■ Exercise directions ■
Reproduce every entry that follows word for word, but omit the images.

■ Data for the task ■
::::
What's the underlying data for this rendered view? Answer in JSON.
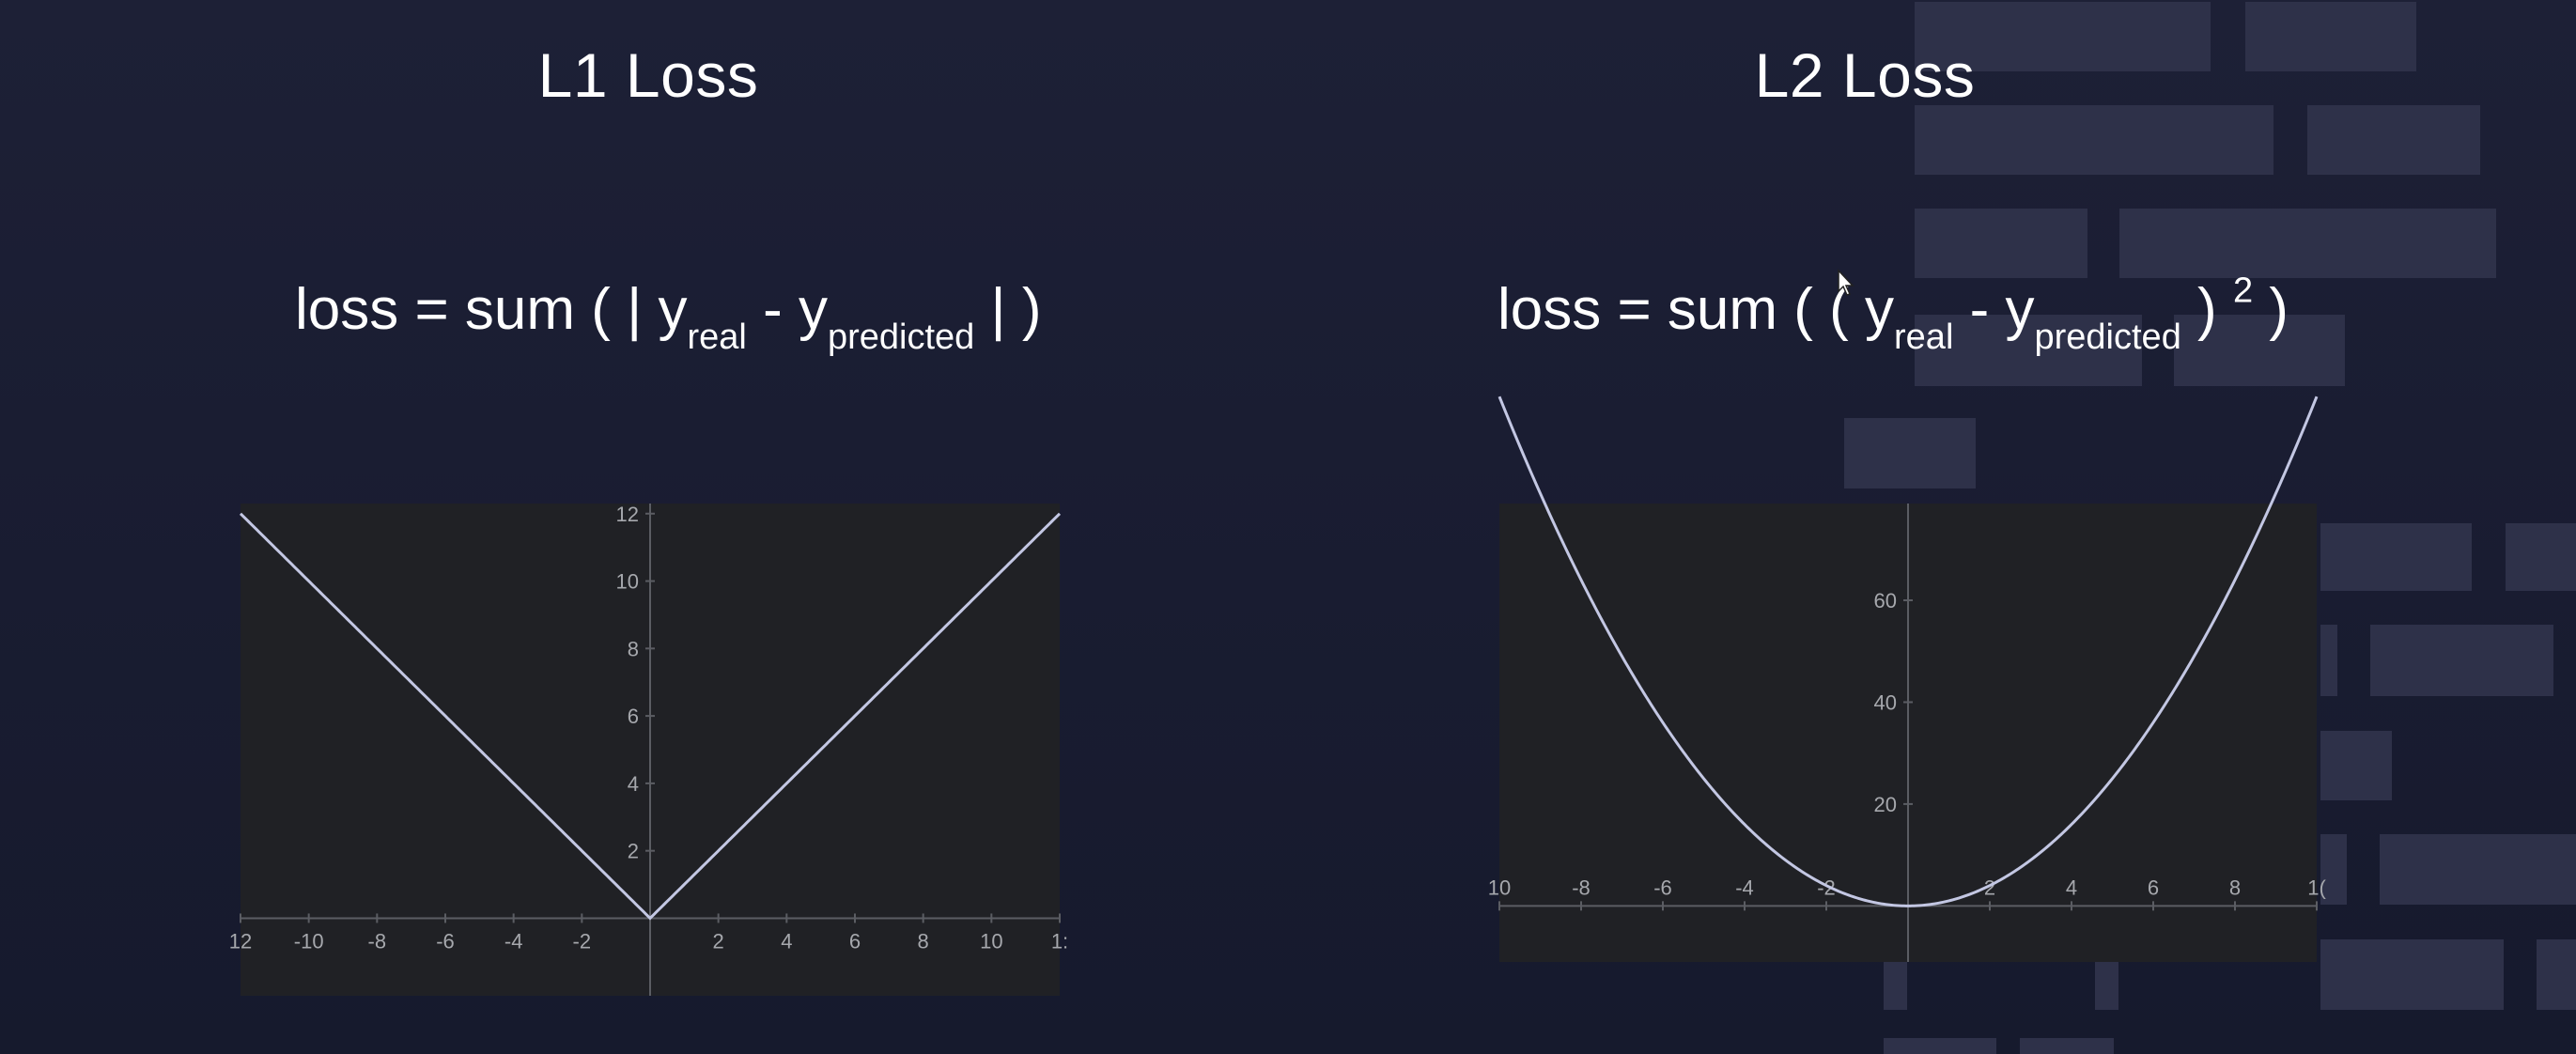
{
  "left": {
    "title": "L1 Loss",
    "formula": {
      "prefix": "loss = sum ( | y",
      "sub1": "real",
      "middle": " - y",
      "sub2": "predicted",
      "suffix": " | )"
    }
  },
  "right": {
    "title": "L2 Loss",
    "formula": {
      "prefix": "loss = sum ( ( y",
      "sub1": "real",
      "middle": " - y",
      "sub2": "predicted",
      "close": " ) ",
      "power": "2",
      "suffix": " )"
    }
  },
  "chart_data": [
    {
      "type": "line",
      "function": "abs(x)",
      "x": [
        -12,
        -10,
        -8,
        -6,
        -4,
        -2,
        0,
        2,
        4,
        6,
        8,
        10,
        12
      ],
      "y": [
        12,
        10,
        8,
        6,
        4,
        2,
        0,
        2,
        4,
        6,
        8,
        10,
        12
      ],
      "xlim": [
        -12,
        12
      ],
      "ylim": [
        -2.3,
        12.3
      ],
      "x_ticks": [
        "12",
        "-10",
        "-8",
        "-6",
        "-4",
        "-2",
        "2",
        "4",
        "6",
        "8",
        "10",
        "1:"
      ],
      "y_ticks": [
        "2",
        "4",
        "6",
        "8",
        "10",
        "12"
      ],
      "line_color": "#c3c7e3",
      "background": "#202125",
      "grid": false
    },
    {
      "type": "line",
      "function": "x^2",
      "x": [
        -10,
        -9,
        -8,
        -7,
        -6,
        -5,
        -4,
        -3,
        -2,
        -1,
        0,
        1,
        2,
        3,
        4,
        5,
        6,
        7,
        8,
        9,
        10
      ],
      "y": [
        100,
        81,
        64,
        49,
        36,
        25,
        16,
        9,
        4,
        1,
        0,
        1,
        4,
        9,
        16,
        25,
        36,
        49,
        64,
        81,
        100
      ],
      "xlim": [
        -10,
        10
      ],
      "ylim": [
        -11,
        79
      ],
      "x_ticks": [
        "10",
        "-8",
        "-6",
        "-4",
        "-2",
        "2",
        "4",
        "6",
        "8",
        "1("
      ],
      "y_ticks": [
        "20",
        "40",
        "60"
      ],
      "line_color": "#c3c7e3",
      "background": "#202125",
      "grid": false
    }
  ]
}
::::
■ Solution for this exercise ■
What's the underlying data for this rendered view? Answer in JSON.
{
  "left": {
    "title": "L1 Loss",
    "formula": {
      "prefix": "loss = sum ( | y",
      "sub1": "real",
      "middle": " - y",
      "sub2": "predicted",
      "suffix": " | )"
    }
  },
  "right": {
    "title": "L2 Loss",
    "formula": {
      "prefix": "loss = sum ( ( y",
      "sub1": "real",
      "middle": " - y",
      "sub2": "predicted",
      "close": " ) ",
      "power": "2",
      "suffix": " )"
    }
  },
  "chart_data": [
    {
      "type": "line",
      "function": "abs(x)",
      "x": [
        -12,
        -10,
        -8,
        -6,
        -4,
        -2,
        0,
        2,
        4,
        6,
        8,
        10,
        12
      ],
      "y": [
        12,
        10,
        8,
        6,
        4,
        2,
        0,
        2,
        4,
        6,
        8,
        10,
        12
      ],
      "xlim": [
        -12,
        12
      ],
      "ylim": [
        -2.3,
        12.3
      ],
      "x_ticks": [
        "12",
        "-10",
        "-8",
        "-6",
        "-4",
        "-2",
        "2",
        "4",
        "6",
        "8",
        "10",
        "1:"
      ],
      "y_ticks": [
        "2",
        "4",
        "6",
        "8",
        "10",
        "12"
      ],
      "line_color": "#c3c7e3",
      "background": "#202125",
      "grid": false
    },
    {
      "type": "line",
      "function": "x^2",
      "x": [
        -10,
        -9,
        -8,
        -7,
        -6,
        -5,
        -4,
        -3,
        -2,
        -1,
        0,
        1,
        2,
        3,
        4,
        5,
        6,
        7,
        8,
        9,
        10
      ],
      "y": [
        100,
        81,
        64,
        49,
        36,
        25,
        16,
        9,
        4,
        1,
        0,
        1,
        4,
        9,
        16,
        25,
        36,
        49,
        64,
        81,
        100
      ],
      "xlim": [
        -10,
        10
      ],
      "ylim": [
        -11,
        79
      ],
      "x_ticks": [
        "10",
        "-8",
        "-6",
        "-4",
        "-2",
        "2",
        "4",
        "6",
        "8",
        "1("
      ],
      "y_ticks": [
        "20",
        "40",
        "60"
      ],
      "line_color": "#c3c7e3",
      "background": "#202125",
      "grid": false
    }
  ]
}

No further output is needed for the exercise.